[Data records]

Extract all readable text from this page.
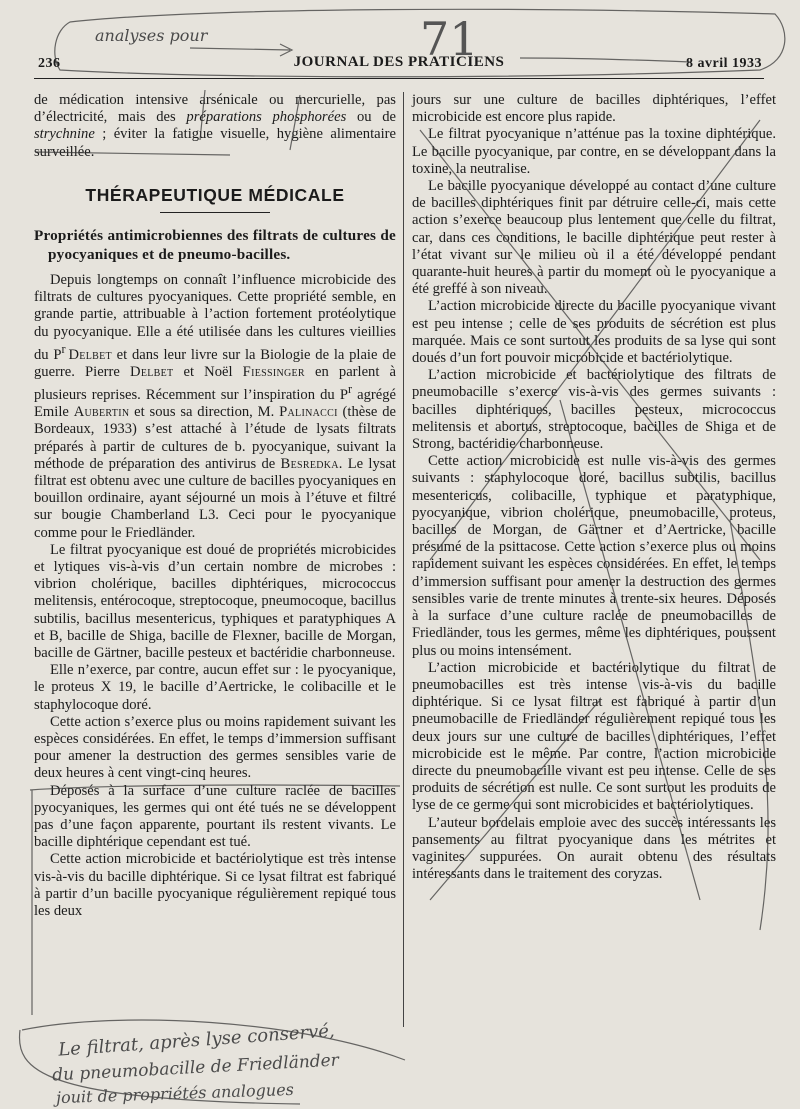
236	JOURNAL DES PRATICIENS	8 avril 1933

de médication intensive arsénicale ou mercurielle, pas d’électricité, mais des préparations phosphorées ou de strychnine ; éviter la fatigue visuelle, hygiène alimentaire surveillée.

THÉRAPEUTIQUE MÉDICALE
Propriétés antimicrobiennes des filtrats de cultures de pyocyaniques et de pneumo-bacilles.

Depuis longtemps on connaît l’influence microbicide des filtrats de cultures pyocyaniques. Cette propriété semble, en grande partie, attribuable à l’action fortement protéolytique du pyocyanique. Elle a été utilisée dans les cultures vieillies du $P^r$  Delbet et dans leur livre sur la Biologie de la plaie de guerre. Pierre Delbet et Noël Fiessinger en parlent à plusieurs reprises. Récemment sur l’inspiration du $P^r$ agrégé Emile Aubertin et sous sa direction, M. Palinacci (thèse de Bordeaux, 1933) s’est attaché à l’étude de lysats filtrats préparés à partir de cultures de b. pyocyanique, suivant la méthode de préparation des antivirus de Besredka. Le lysat filtrat est obtenu avec une culture de bacilles pyocyaniques en bouillon ordinaire, ayant séjourné un mois à l’étuve et filtré sur bougie Chamberland L3. Ceci pour le pyocyanique comme pour le Friedländer.

Le filtrat pyocyanique est doué de propriétés microbicides et lytiques vis-à-vis d’un certain nombre de microbes : vibrion cholérique, bacilles diphtériques, micrococcus melitensis, entérocoque, streptocoque, pneumocoque, bacillus subtilis, bacillus mesentericus, typhiques et paratyphiques A et B, bacille de Shiga, bacille de Flexner, bacille de Morgan, bacille de Gärtner, bacille pesteux et bactéridie charbonneuse.

Elle n’exerce, par contre, aucun effet sur : le pyocyanique, le proteus X 19, le bacille d’Aertricke, le colibacille et le staphylocoque doré.

Cette action s’exerce plus ou moins rapidement suivant les espèces considérées. En effet, le temps d’immersion suffisant pour amener la destruction des germes sensibles varie de deux heures à cent vingt-cinq heures.

Déposés à la surface d’une culture raclée de bacilles pyocyaniques, les germes qui ont été tués ne se développent pas d’une façon apparente, pourtant ils restent vivants. Le bacille diphtérique cependant est tué.

Cette action microbicide et bactériolytique est très intense vis-à-vis du bacille diphtérique. Si ce lysat filtrat est fabriqué à partir d’un bacille pyocyanique régulièrement repiqué tous les deux

jours sur une culture de bacilles diphtériques, l’effet microbicide est encore plus rapide.

Le filtrat pyocyanique n’atténue pas la toxine diphtérique. Le bacille pyocyanique, par contre, en se développant dans la toxine, la neutralise.

Le bacille pyocyanique développé au contact d’une culture de bacilles diphtériques finit par détruire celle-ci, mais cette action s’exerce beaucoup plus lentement que celle du filtrat, car, dans ces conditions, le bacille diphtérique peut rester à l’état vivant sur le milieu où il a été développé pendant quarante-huit heures à partir du moment où le pyocyanique a été greffé à son niveau.

L’action microbicide directe du bacille pyocyanique vivant est peu intense ; celle de ses produits de sécrétion est plus marquée. Mais ce sont surtout les produits de sa lyse qui sont doués d’un fort pouvoir microbicide et bactériolytique.

L’action microbicide et bactériolytique des filtrats de pneumobacille s’exerce vis-à-vis des germes suivants : bacilles diphtériques, bacilles pesteux, micrococcus melitensis et abortus, streptocoque, bacilles de Shiga et de Strong, bactéridie charbonneuse.

Cette action microbicide est nulle vis-à-vis des germes suivants : staphylocoque doré, bacillus subtilis, bacillus mesentericus, colibacille, typhique et paratyphique, pyocyanique, vibrion cholérique, pneumobacille, proteus, bacilles de Morgan, de Gärtner et d’Aertricke, bacille présumé de la psittacose. Cette action s’exerce plus ou moins rapidement suivant les espèces considérées. En effet, le temps d’immersion suffisant pour amener la destruction des germes sensibles varie de trente minutes à trente-six heures. Déposés à la surface d’une culture raclée de pneumobacilles de Friedländer, tous les germes, même les diphtériques, poussent plus ou moins intensément.

L’action microbicide et bactériolytique du filtrat de pneumobacilles est très intense vis-à-vis du bacille diphtérique. Si ce lysat filtrat est fabriqué à partir d’un pneumobacille de Friedländer régulièrement repiqué tous les deux jours sur une culture de bacilles diphtériques, l’effet microbicide est le même. Par contre, l’action microbicide directe du pneumobacille vivant est peu intense. Celle de ses produits de sécrétion est nulle. Ce sont surtout les produits de lyse de ce germe qui sont microbicides et bactériolytiques.

L’auteur bordelais emploie avec des succès intéressants les pansements au filtrat pyocyanique dans les métrites et vaginites suppurées. On aurait obtenu des résultats intéressants dans le traitement des coryzas.

analyses pour	71
Le filtrat, après lyse conservé,
du pneumobacille de Friedländer
jouit de propriétés analogues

[/Data records]

Where a line in the entries holds the word "bactéridie", copy that line.

Le filtrat pyocyanique est doué de propriétés microbicides et lytiques vis-à-vis d’un certain nombre de microbes : vibrion cholérique, bacilles diphtériques, micrococcus melitensis, entérocoque, streptocoque, pneumocoque, bacillus subtilis, bacillus mesentericus, typhiques et paratyphiques A et B, bacille de Shiga, bacille de Flexner, bacille de Morgan, bacille de Gärtner, bacille pesteux et bactéridie charbonneuse.
L’action microbicide et bactériolytique des filtrats de pneumobacille s’exerce vis-à-vis des germes suivants : bacilles diphtériques, bacilles pesteux, micrococcus melitensis et abortus, streptocoque, bacilles de Shiga et de Strong, bactéridie charbonneuse.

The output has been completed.